WRITTEN REQUEST – Write out the entire listing below exactly as it appears, minus any pictures.
──────── DATASET EXTRACT
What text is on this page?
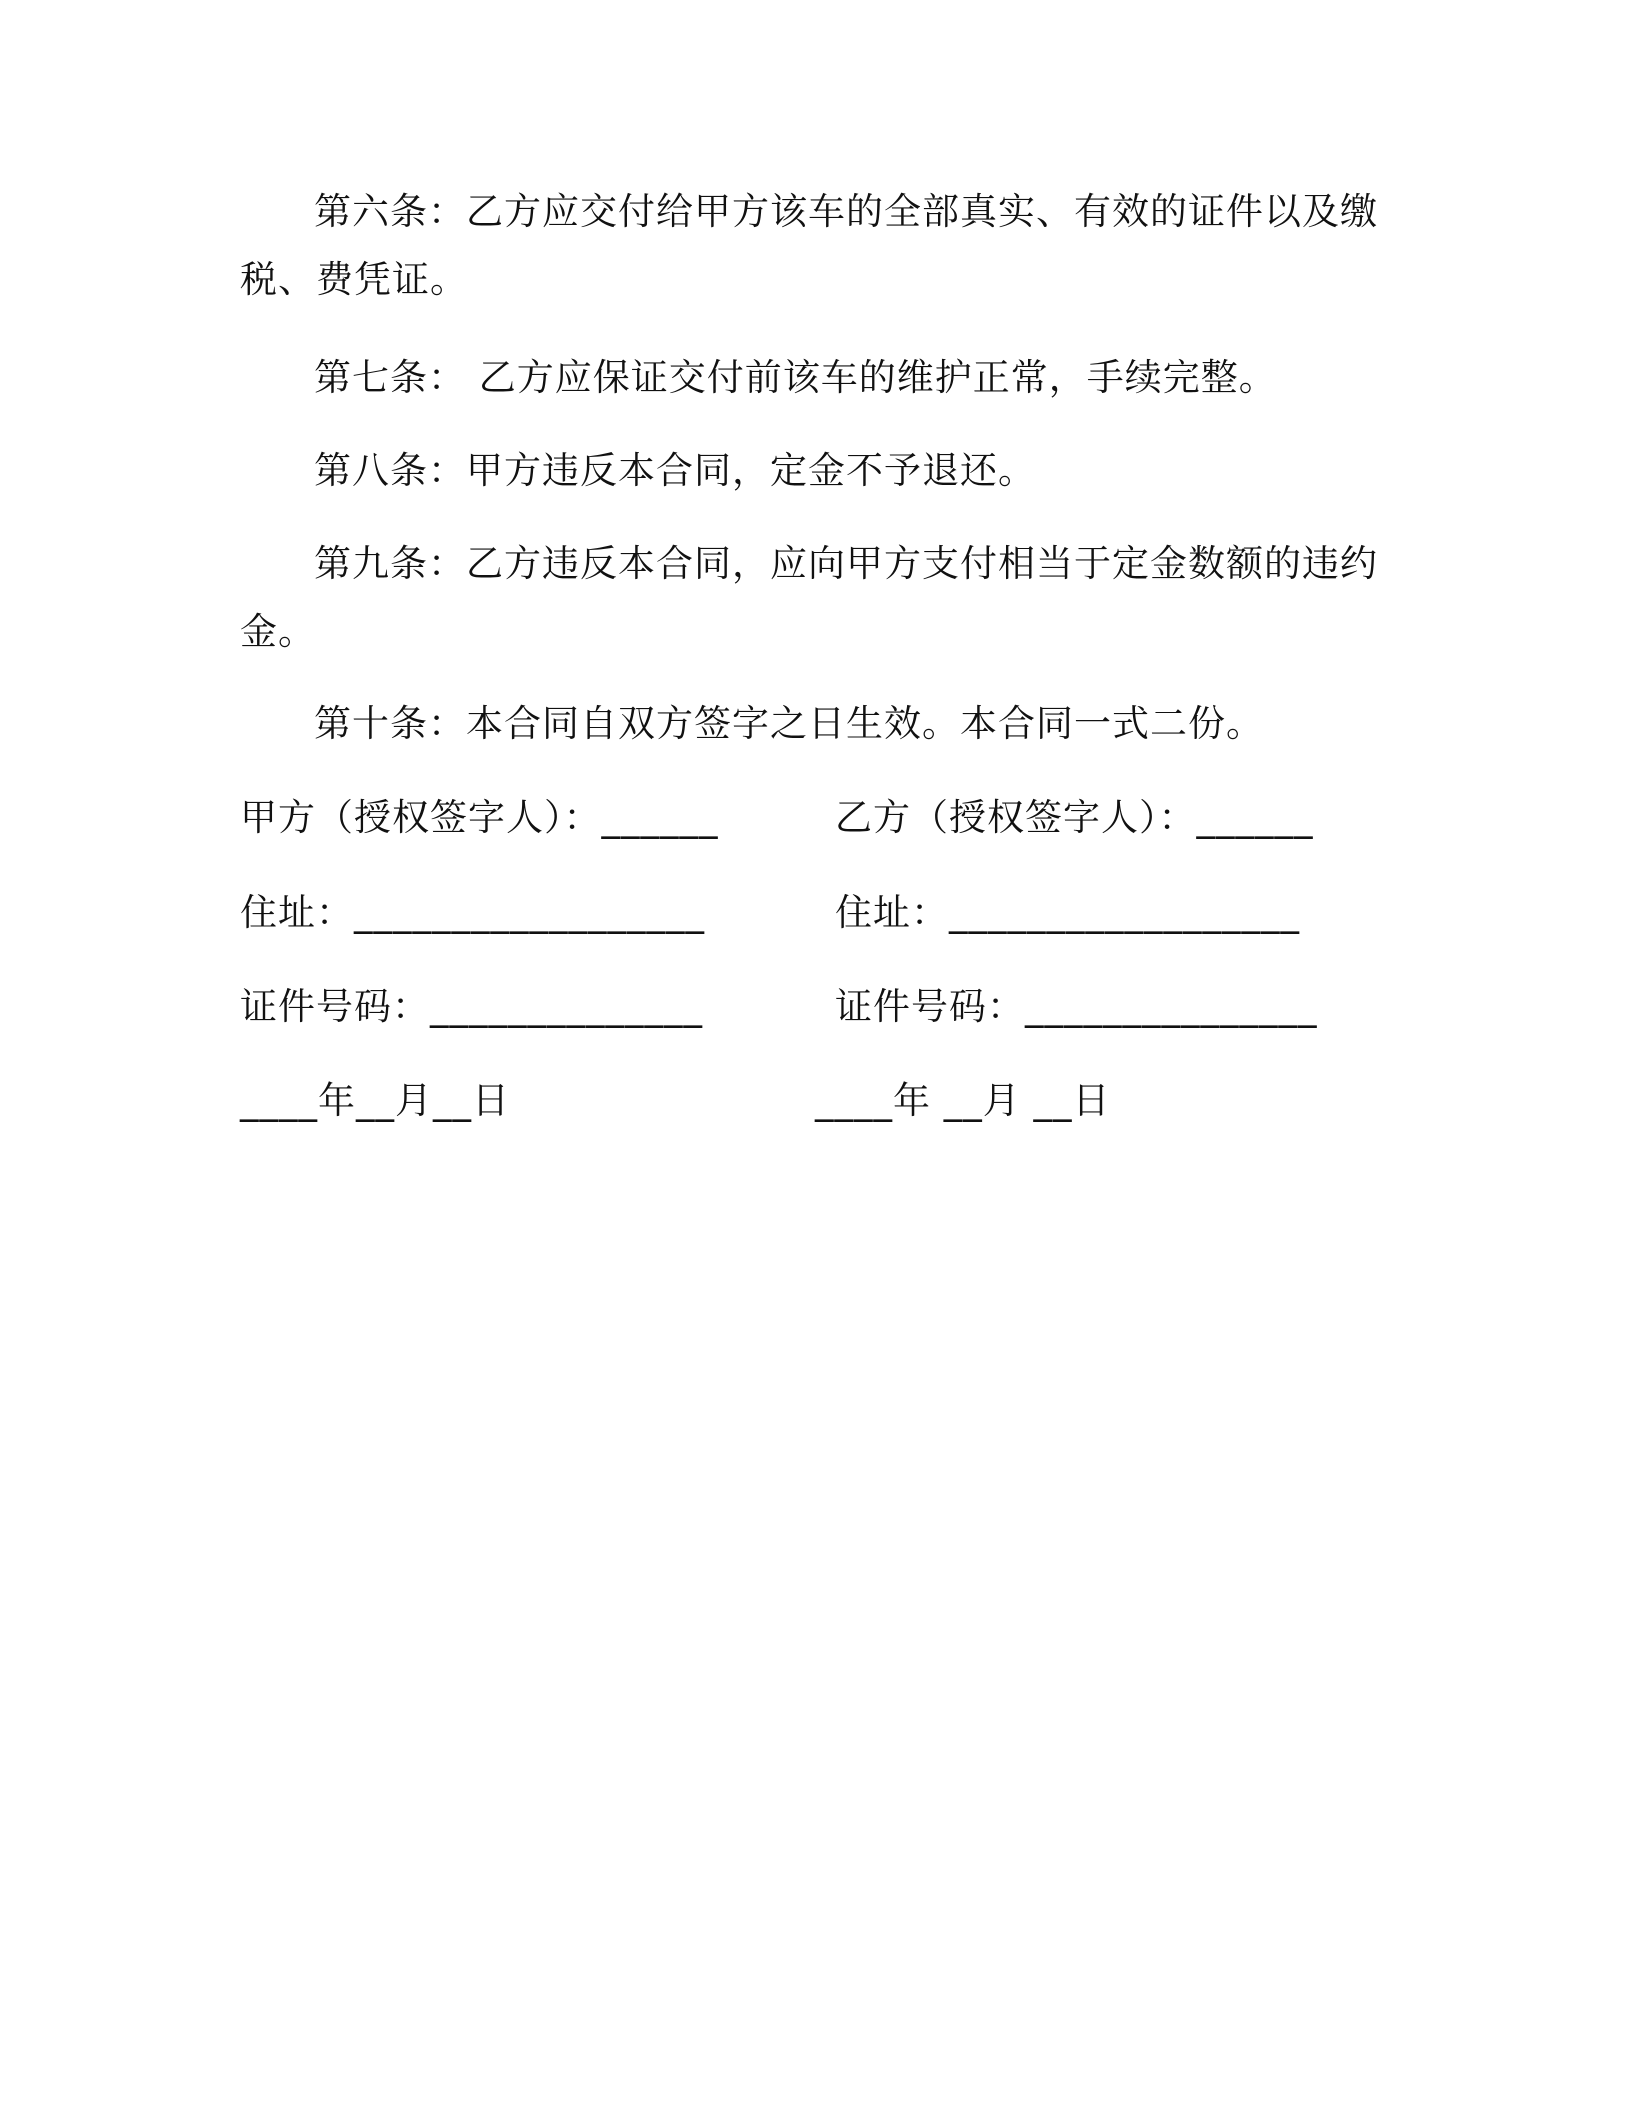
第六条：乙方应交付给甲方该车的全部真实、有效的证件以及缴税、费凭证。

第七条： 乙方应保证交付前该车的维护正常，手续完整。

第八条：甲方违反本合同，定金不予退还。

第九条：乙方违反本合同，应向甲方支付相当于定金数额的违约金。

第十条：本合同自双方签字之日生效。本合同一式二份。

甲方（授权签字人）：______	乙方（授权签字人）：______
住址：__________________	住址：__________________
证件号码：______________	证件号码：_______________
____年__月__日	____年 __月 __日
────────────────
THE RESULT –
What text is on this page?
第六条：乙方应交付给甲方该车的全部真实、有效的证件以及缴税、费凭证。

第七条： 乙方应保证交付前该车的维护正常，手续完整。

第八条：甲方违反本合同，定金不予退还。

第九条：乙方违反本合同，应向甲方支付相当于定金数额的违约金。

第十条：本合同自双方签字之日生效。本合同一式二份。

甲方（授权签字人）：______	乙方（授权签字人）：______
住址：__________________	住址：__________________
证件号码：______________	证件号码：_______________
____年__月__日	____年 __月 __日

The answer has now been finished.